• Aim: Send back all the data below, exactly as given.

• Material provided:
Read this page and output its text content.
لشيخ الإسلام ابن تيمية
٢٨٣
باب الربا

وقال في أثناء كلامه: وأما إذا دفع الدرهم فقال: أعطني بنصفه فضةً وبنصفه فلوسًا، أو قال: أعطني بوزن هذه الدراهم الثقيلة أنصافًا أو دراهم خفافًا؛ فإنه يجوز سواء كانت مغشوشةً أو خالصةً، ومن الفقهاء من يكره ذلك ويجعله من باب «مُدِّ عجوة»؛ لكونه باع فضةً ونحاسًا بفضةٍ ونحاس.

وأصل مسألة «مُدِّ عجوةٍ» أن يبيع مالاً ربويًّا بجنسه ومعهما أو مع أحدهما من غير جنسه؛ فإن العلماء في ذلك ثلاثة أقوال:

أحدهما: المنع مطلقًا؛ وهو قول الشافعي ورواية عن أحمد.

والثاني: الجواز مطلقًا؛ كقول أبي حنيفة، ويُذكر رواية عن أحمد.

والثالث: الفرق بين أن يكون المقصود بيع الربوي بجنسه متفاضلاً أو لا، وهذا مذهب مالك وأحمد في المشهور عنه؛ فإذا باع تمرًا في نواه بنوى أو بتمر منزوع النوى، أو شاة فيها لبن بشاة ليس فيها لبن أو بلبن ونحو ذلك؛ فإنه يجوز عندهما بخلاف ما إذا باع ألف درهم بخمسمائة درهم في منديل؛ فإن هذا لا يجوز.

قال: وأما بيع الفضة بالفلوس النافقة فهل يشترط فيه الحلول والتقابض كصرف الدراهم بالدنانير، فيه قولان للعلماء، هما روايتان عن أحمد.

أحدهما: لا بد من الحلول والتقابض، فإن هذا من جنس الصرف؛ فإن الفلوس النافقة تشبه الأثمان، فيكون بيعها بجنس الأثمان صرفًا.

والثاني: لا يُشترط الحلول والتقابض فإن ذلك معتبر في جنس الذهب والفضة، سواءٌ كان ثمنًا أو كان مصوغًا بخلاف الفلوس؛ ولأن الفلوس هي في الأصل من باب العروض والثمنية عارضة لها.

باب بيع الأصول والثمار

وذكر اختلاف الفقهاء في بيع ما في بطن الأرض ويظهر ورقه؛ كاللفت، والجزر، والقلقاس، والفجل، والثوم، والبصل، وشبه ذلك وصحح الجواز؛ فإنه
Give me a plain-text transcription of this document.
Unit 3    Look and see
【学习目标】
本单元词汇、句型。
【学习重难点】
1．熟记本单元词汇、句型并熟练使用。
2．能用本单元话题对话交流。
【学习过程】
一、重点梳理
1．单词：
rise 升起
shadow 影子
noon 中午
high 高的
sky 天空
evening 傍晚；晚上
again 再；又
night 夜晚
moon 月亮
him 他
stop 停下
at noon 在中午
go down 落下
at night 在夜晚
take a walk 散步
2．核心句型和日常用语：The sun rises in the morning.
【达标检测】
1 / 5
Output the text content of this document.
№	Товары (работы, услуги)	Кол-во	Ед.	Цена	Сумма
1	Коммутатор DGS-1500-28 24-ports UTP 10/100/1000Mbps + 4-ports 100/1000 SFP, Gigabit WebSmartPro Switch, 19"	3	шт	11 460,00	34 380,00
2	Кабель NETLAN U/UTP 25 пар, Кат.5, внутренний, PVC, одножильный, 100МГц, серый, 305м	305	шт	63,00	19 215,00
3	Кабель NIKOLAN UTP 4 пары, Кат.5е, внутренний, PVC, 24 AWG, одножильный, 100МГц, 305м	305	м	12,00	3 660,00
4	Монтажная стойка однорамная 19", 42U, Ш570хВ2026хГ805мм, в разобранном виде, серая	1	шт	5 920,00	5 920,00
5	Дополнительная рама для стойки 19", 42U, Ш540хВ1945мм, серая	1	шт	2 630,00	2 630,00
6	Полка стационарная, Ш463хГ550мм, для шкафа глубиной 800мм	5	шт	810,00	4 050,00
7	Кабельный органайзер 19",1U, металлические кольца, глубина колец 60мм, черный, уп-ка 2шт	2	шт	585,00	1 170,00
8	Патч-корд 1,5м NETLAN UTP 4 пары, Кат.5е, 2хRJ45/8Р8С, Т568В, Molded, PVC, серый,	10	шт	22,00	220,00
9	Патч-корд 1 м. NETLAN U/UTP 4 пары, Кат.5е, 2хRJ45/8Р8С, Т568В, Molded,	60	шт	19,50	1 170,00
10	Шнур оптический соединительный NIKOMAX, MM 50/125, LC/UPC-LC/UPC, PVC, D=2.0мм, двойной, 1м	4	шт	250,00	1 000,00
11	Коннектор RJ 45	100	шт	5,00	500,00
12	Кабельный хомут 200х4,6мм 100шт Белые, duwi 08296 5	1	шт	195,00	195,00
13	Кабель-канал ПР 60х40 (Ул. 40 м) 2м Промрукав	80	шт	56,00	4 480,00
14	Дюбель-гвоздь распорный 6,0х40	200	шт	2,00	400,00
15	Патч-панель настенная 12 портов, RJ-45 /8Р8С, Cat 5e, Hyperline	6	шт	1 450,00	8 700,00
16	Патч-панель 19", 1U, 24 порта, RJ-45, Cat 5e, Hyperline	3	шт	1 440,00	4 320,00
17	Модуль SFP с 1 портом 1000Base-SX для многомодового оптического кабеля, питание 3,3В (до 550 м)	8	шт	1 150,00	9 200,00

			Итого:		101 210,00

• Solution:
Read this page and output its text content.
لشيخ الإسلام ابن تيمية
٢٨٣
باب الربا

وقال في أثناء كلامه: وأما إذا دفع الدرهم فقال: أعطني بنصفه فضةً وبنصفه فلوسًا، أو قال: أعطني بوزن هذه الدراهم الثقيلة أنصافًا أو دراهم خفافًا؛ فإنه يجوز سواء كانت مغشوشةً أو خالصةً، ومن الفقهاء من يكره ذلك ويجعله من باب «مُدِّ عجوة»؛ لكونه باع فضةً ونحاسًا بفضةٍ ونحاس.

وأصل مسألة «مُدِّ عجوةٍ» أن يبيع مالاً ربويًّا بجنسه ومعهما أو مع أحدهما من غير جنسه؛ فإن العلماء في ذلك ثلاثة أقوال:

أحدهما: المنع مطلقًا؛ وهو قول الشافعي ورواية عن أحمد.

والثاني: الجواز مطلقًا؛ كقول أبي حنيفة، ويُذكر رواية عن أحمد.

والثالث: الفرق بين أن يكون المقصود بيع الربوي بجنسه متفاضلاً أو لا، وهذا مذهب مالك وأحمد في المشهور عنه؛ فإذا باع تمرًا في نواه بنوى أو بتمر منزوع النوى، أو شاة فيها لبن بشاة ليس فيها لبن أو بلبن ونحو ذلك؛ فإنه يجوز عندهما بخلاف ما إذا باع ألف درهم بخمسمائة درهم في منديل؛ فإن هذا لا يجوز.

قال: وأما بيع الفضة بالفلوس النافقة فهل يشترط فيه الحلول والتقابض كصرف الدراهم بالدنانير، فيه قولان للعلماء، هما روايتان عن أحمد.

أحدهما: لا بد من الحلول والتقابض، فإن هذا من جنس الصرف؛ فإن الفلوس النافقة تشبه الأثمان، فيكون بيعها بجنس الأثمان صرفًا.

والثاني: لا يُشترط الحلول والتقابض فإن ذلك معتبر في جنس الذهب والفضة، سواءٌ كان ثمنًا أو كان مصوغًا بخلاف الفلوس؛ ولأن الفلوس هي في الأصل من باب العروض والثمنية عارضة لها.

باب بيع الأصول والثمار

وذكر اختلاف الفقهاء في بيع ما في بطن الأرض ويظهر ورقه؛ كاللفت، والجزر، والقلقاس، والفجل، والثوم، والبصل، وشبه ذلك وصحح الجواز؛ فإنه
Give me a plain-text transcription of this document.
Unit 3    Look and see
【学习目标】
本单元词汇、句型。
【学习重难点】
1．熟记本单元词汇、句型并熟练使用。
2．能用本单元话题对话交流。
【学习过程】
一、重点梳理
1．单词：
rise 升起
shadow 影子
noon 中午
high 高的
sky 天空
evening 傍晚；晚上
again 再；又
night 夜晚
moon 月亮
him 他
stop 停下
at noon 在中午
go down 落下
at night 在夜晚
take a walk 散步
2．核心句型和日常用语：The sun rises in the morning.
【达标检测】
1 / 5
Output the text content of this document.
№	Товары (работы, услуги)	Кол-во	Ед.	Цена	Сумма
1	Коммутатор DGS-1500-28 24-ports UTP 10/100/1000Mbps + 4-ports 100/1000 SFP, Gigabit WebSmartPro Switch, 19"	3	шт	11 460,00	34 380,00
2	Кабель NETLAN U/UTP 25 пар, Кат.5, внутренний, PVC, одножильный, 100МГц, серый, 305м	305	шт	63,00	19 215,00
3	Кабель NIKOLAN UTP 4 пары, Кат.5е, внутренний, PVC, 24 AWG, одножильный, 100МГц, 305м	305	м	12,00	3 660,00
4	Монтажная стойка однорамная 19", 42U, Ш570хВ2026хГ805мм, в разобранном виде, серая	1	шт	5 920,00	5 920,00
5	Дополнительная рама для стойки 19", 42U, Ш540хВ1945мм, серая	1	шт	2 630,00	2 630,00
6	Полка стационарная, Ш463хГ550мм, для шкафа глубиной 800мм	5	шт	810,00	4 050,00
7	Кабельный органайзер 19",1U, металлические кольца, глубина колец 60мм, черный, уп-ка 2шт	2	шт	585,00	1 170,00
8	Патч-корд 1,5м NETLAN UTP 4 пары, Кат.5е, 2хRJ45/8Р8С, Т568В, Molded, PVC, серый,	10	шт	22,00	220,00
9	Патч-корд 1 м. NETLAN U/UTP 4 пары, Кат.5е, 2хRJ45/8Р8С, Т568В, Molded,	60	шт	19,50	1 170,00
10	Шнур оптический соединительный NIKOMAX, MM 50/125, LC/UPC-LC/UPC, PVC, D=2.0мм, двойной, 1м	4	шт	250,00	1 000,00
11	Коннектор RJ 45	100	шт	5,00	500,00
12	Кабельный хомут 200х4,6мм 100шт Белые, duwi 08296 5	1	шт	195,00	195,00
13	Кабель-канал ПР 60х40 (Ул. 40 м) 2м Промрукав	80	шт	56,00	4 480,00
14	Дюбель-гвоздь распорный 6,0х40	200	шт	2,00	400,00
15	Патч-панель настенная 12 портов, RJ-45 /8Р8С, Cat 5e, Hyperline	6	шт	1 450,00	8 700,00
16	Патч-панель 19", 1U, 24 порта, RJ-45, Cat 5e, Hyperline	3	шт	1 440,00	4 320,00
17	Модуль SFP с 1 портом 1000Base-SX для многомодового оптического кабеля, питание 3,3В (до 550 м)	8	шт	1 150,00	9 200,00

			Итого:		101 210,00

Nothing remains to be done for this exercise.